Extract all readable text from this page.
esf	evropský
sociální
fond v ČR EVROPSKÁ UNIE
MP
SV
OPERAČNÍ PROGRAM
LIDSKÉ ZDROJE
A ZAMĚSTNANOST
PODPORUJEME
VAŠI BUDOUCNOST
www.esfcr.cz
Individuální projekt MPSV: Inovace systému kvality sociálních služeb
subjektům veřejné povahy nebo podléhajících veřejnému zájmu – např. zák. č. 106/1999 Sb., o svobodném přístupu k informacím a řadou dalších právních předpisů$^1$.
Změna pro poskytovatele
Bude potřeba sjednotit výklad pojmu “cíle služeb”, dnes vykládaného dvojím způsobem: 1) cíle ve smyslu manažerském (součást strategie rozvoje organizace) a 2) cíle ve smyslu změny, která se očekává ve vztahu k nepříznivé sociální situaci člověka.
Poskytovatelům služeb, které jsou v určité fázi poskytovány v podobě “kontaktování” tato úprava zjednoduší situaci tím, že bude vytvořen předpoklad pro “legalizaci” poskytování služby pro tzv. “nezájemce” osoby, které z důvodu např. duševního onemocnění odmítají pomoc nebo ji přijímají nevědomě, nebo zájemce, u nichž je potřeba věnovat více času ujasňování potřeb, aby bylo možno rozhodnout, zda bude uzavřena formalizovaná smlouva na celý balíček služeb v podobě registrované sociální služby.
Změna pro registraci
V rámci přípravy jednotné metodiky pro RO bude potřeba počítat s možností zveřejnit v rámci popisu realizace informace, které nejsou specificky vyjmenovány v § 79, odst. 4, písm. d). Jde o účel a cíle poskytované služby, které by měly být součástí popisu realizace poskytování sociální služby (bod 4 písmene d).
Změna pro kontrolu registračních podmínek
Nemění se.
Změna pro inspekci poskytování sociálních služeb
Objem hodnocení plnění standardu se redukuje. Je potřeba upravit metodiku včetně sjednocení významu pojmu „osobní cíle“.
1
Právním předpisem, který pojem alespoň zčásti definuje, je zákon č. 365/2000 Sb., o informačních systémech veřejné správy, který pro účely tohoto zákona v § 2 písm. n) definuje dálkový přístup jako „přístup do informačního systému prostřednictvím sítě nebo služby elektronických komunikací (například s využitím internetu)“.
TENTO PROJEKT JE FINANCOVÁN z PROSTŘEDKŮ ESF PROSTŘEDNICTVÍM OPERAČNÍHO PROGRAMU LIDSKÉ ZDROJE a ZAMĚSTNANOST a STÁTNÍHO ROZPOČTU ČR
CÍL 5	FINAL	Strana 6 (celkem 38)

● ● ● ● ●

## Set exercise
In how many lines of the data does the string "které" appear? Give only the number.

## Task output
2